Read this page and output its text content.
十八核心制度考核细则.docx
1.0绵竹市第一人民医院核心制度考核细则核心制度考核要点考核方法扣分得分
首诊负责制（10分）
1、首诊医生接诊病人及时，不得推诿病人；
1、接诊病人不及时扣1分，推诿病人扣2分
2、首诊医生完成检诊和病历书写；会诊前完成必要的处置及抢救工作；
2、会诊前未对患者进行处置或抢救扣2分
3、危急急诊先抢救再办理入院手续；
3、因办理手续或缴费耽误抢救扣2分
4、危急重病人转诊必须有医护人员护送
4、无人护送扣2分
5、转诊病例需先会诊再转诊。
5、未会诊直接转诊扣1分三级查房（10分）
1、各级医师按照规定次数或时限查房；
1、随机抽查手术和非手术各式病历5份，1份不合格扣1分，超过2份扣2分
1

Set problem: Copy all of the data exactly.

Worked answer:
Read this page and output its text content.
十八核心制度考核细则.docx
1.0绵竹市第一人民医院核心制度考核细则核心制度考核要点考核方法扣分得分
首诊负责制（10分）
1、首诊医生接诊病人及时，不得推诿病人；
1、接诊病人不及时扣1分，推诿病人扣2分
2、首诊医生完成检诊和病历书写；会诊前完成必要的处置及抢救工作；
2、会诊前未对患者进行处置或抢救扣2分
3、危急急诊先抢救再办理入院手续；
3、因办理手续或缴费耽误抢救扣2分
4、危急重病人转诊必须有医护人员护送
4、无人护送扣2分
5、转诊病例需先会诊再转诊。
5、未会诊直接转诊扣1分三级查房（10分）
1、各级医师按照规定次数或时限查房；
1、随机抽查手术和非手术各式病历5份，1份不合格扣1分，超过2份扣2分
1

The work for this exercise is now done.